Exercise goal
Find the lines that hold the word "sensors" and return them.

Information supplied
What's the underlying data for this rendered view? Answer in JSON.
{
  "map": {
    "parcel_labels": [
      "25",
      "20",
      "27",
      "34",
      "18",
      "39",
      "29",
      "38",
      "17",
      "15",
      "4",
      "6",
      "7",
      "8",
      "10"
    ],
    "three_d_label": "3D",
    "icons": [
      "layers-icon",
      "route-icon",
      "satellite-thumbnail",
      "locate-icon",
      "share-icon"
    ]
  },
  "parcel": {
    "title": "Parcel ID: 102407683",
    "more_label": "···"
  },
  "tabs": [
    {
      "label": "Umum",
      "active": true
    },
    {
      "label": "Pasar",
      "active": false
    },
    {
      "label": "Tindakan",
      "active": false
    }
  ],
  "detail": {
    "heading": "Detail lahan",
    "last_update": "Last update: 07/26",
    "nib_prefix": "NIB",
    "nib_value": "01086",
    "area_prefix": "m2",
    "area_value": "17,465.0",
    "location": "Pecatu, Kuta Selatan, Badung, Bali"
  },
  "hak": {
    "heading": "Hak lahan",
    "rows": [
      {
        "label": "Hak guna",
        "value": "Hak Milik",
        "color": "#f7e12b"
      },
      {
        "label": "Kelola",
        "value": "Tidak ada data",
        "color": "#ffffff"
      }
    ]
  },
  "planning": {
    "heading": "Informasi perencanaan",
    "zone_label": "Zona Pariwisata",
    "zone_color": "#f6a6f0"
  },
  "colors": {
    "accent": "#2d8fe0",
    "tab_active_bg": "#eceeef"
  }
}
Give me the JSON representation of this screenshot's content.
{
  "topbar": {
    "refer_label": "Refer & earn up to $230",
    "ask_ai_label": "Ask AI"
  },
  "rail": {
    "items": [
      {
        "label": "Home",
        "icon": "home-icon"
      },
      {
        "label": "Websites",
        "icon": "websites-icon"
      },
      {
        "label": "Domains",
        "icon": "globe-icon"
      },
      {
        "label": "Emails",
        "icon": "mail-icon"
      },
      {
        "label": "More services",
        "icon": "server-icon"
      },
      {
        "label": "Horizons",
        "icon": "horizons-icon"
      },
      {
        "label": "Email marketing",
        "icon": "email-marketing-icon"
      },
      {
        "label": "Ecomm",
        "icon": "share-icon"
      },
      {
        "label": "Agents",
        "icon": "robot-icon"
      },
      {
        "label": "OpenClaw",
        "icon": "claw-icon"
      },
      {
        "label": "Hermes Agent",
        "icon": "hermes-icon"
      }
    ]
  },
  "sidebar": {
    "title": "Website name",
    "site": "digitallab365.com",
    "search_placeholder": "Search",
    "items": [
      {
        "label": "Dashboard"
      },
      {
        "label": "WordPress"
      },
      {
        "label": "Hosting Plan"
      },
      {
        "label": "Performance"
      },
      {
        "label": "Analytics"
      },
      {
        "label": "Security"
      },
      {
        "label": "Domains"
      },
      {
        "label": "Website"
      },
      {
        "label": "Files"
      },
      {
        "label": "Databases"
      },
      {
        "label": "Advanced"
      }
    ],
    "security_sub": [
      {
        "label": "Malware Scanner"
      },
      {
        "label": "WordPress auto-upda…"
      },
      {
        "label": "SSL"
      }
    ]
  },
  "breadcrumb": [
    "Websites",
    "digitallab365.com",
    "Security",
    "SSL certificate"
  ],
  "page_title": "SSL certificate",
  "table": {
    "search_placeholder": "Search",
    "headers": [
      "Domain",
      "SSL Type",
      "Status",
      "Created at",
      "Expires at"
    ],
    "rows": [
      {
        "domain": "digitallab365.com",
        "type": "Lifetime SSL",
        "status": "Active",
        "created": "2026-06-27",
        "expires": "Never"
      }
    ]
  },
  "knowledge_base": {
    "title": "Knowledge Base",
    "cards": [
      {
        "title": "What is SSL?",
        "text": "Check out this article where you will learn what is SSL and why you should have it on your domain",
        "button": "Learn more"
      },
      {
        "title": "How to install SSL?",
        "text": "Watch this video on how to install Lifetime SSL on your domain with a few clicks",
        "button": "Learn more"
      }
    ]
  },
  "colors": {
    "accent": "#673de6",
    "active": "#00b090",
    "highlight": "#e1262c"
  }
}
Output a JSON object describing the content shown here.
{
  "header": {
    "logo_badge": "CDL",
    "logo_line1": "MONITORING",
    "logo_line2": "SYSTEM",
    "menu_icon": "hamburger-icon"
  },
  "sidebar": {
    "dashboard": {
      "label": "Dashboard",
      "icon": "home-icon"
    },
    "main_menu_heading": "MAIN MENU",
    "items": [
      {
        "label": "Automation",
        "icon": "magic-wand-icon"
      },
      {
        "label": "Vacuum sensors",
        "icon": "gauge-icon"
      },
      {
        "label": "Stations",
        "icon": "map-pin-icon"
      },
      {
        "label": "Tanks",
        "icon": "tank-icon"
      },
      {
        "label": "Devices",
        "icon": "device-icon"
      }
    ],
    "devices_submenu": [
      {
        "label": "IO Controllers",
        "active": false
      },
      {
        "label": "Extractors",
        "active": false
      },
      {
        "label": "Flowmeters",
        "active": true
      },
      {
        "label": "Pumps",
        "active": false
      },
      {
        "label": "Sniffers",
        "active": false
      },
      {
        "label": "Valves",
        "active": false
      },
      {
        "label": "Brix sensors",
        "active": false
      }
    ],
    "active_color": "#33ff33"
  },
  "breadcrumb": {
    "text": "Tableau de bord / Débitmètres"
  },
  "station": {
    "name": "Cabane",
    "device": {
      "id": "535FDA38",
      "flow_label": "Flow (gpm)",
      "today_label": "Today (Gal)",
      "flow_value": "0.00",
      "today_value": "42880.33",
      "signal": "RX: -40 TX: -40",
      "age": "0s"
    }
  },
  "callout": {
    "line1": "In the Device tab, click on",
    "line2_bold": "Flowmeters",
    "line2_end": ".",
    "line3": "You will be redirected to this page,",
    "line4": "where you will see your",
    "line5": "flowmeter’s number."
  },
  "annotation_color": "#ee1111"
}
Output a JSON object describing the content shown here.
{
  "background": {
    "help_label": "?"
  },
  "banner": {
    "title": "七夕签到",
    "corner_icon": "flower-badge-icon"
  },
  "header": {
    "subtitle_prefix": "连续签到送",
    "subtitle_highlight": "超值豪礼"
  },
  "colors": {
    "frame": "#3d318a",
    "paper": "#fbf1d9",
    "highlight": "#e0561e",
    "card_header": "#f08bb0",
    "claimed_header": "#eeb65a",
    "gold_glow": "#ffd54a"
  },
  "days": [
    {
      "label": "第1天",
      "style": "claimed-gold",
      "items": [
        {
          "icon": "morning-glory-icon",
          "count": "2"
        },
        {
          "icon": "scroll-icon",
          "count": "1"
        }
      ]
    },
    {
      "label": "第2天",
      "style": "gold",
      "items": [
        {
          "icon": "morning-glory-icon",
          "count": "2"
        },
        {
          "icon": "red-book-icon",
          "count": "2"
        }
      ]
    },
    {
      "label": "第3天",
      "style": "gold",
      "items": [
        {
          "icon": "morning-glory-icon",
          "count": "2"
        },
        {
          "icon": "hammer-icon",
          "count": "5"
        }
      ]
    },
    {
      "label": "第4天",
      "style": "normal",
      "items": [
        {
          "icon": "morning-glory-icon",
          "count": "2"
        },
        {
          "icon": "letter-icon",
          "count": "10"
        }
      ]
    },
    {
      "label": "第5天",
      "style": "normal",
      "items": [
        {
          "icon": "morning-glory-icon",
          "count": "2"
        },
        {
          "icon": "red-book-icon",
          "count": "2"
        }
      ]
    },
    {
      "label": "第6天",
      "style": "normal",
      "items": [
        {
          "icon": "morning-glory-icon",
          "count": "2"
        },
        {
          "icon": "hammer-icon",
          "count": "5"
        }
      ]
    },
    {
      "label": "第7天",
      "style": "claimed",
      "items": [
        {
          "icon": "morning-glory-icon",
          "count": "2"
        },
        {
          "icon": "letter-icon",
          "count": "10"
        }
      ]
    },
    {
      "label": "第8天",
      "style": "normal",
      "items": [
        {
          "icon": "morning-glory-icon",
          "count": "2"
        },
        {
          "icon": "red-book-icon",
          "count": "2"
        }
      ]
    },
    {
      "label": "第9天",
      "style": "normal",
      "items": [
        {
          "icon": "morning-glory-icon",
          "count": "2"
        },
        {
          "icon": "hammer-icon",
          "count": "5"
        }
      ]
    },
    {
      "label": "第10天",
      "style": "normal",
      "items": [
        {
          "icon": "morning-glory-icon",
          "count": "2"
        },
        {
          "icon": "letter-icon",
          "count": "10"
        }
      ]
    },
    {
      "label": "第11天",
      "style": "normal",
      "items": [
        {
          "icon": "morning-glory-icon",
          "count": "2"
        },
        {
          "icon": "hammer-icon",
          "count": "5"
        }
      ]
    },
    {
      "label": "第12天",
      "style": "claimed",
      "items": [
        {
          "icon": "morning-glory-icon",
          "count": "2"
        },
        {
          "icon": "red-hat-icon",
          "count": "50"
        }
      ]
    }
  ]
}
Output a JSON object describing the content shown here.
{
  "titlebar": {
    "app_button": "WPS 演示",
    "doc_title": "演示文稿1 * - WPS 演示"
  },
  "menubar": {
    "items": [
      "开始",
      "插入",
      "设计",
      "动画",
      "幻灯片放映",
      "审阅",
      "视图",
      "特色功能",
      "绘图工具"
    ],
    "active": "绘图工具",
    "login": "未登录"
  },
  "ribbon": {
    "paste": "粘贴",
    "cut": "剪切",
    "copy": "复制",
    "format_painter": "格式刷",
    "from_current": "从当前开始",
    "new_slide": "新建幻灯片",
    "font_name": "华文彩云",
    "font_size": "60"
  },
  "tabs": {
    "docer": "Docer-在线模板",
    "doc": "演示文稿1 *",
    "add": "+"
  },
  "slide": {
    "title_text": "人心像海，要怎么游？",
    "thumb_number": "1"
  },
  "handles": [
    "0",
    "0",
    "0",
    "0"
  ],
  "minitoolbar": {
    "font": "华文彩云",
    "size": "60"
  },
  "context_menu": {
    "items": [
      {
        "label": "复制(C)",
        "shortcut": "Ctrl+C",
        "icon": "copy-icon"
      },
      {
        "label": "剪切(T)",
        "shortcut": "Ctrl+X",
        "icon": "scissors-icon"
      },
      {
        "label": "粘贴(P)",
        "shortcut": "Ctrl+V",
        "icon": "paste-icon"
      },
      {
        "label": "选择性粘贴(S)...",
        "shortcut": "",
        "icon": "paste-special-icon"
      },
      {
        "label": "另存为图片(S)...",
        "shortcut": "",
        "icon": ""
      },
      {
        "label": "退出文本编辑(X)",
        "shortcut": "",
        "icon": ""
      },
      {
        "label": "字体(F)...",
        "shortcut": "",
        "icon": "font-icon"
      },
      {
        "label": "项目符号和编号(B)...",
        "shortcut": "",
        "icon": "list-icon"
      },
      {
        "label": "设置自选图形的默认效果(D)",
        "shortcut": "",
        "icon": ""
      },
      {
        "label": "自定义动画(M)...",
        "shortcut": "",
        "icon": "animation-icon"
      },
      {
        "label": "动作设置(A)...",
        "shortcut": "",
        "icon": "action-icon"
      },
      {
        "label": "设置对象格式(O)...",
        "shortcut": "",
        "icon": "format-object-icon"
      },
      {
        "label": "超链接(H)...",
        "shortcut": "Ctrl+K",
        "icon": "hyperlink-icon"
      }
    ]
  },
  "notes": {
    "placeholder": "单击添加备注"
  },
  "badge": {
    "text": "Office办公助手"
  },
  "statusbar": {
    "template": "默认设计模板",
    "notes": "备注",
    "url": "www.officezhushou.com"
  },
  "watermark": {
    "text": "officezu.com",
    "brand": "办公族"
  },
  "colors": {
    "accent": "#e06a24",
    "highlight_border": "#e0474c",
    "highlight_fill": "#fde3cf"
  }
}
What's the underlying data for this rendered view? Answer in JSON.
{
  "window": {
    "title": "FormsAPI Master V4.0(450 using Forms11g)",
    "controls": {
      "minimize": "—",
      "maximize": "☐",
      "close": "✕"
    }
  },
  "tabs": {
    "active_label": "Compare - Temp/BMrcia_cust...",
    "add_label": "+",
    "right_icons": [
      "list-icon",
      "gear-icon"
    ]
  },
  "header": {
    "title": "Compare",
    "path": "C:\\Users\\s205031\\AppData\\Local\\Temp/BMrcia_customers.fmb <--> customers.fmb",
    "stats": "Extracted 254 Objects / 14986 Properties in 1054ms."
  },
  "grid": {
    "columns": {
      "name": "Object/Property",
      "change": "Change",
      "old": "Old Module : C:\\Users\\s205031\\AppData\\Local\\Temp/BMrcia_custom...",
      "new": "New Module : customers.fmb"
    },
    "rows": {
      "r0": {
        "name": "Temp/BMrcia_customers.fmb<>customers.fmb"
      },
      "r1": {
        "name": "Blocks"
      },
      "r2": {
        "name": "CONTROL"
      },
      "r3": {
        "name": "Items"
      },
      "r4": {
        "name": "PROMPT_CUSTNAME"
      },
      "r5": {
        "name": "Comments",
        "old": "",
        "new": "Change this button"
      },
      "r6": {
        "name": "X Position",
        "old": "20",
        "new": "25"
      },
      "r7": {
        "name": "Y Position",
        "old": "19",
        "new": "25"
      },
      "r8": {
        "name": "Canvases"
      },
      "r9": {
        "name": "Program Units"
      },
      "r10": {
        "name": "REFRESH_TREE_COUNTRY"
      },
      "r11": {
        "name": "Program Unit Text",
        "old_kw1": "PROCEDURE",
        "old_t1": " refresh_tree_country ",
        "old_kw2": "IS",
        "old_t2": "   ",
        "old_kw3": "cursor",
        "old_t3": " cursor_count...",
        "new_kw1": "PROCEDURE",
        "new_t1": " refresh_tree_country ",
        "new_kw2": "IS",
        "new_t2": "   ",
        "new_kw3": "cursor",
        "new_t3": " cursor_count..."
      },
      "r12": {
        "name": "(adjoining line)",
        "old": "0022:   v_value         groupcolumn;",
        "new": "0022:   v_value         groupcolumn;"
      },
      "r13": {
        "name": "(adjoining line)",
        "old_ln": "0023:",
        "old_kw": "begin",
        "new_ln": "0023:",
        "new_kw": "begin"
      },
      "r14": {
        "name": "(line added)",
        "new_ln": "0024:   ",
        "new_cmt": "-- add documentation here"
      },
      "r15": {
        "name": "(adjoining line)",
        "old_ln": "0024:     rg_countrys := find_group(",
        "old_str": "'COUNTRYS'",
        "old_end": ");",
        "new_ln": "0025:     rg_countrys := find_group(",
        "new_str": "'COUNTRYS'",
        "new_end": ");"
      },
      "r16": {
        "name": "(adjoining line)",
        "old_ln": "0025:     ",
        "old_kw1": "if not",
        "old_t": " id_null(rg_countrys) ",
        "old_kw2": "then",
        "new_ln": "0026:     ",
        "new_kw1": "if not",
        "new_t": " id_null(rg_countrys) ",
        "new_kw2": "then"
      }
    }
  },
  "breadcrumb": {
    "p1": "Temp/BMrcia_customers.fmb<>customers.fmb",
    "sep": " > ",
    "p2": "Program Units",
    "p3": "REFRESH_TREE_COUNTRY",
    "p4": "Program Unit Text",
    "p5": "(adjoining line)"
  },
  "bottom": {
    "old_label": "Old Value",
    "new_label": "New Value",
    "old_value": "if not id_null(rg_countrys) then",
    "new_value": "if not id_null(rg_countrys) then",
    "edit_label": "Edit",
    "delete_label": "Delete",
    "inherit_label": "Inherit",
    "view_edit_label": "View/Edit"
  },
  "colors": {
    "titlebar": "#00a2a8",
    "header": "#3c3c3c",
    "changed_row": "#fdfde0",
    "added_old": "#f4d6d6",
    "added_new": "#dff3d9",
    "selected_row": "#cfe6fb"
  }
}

Solved problem
        "label": "Vacuum sensors",
        "label": "Brix sensors",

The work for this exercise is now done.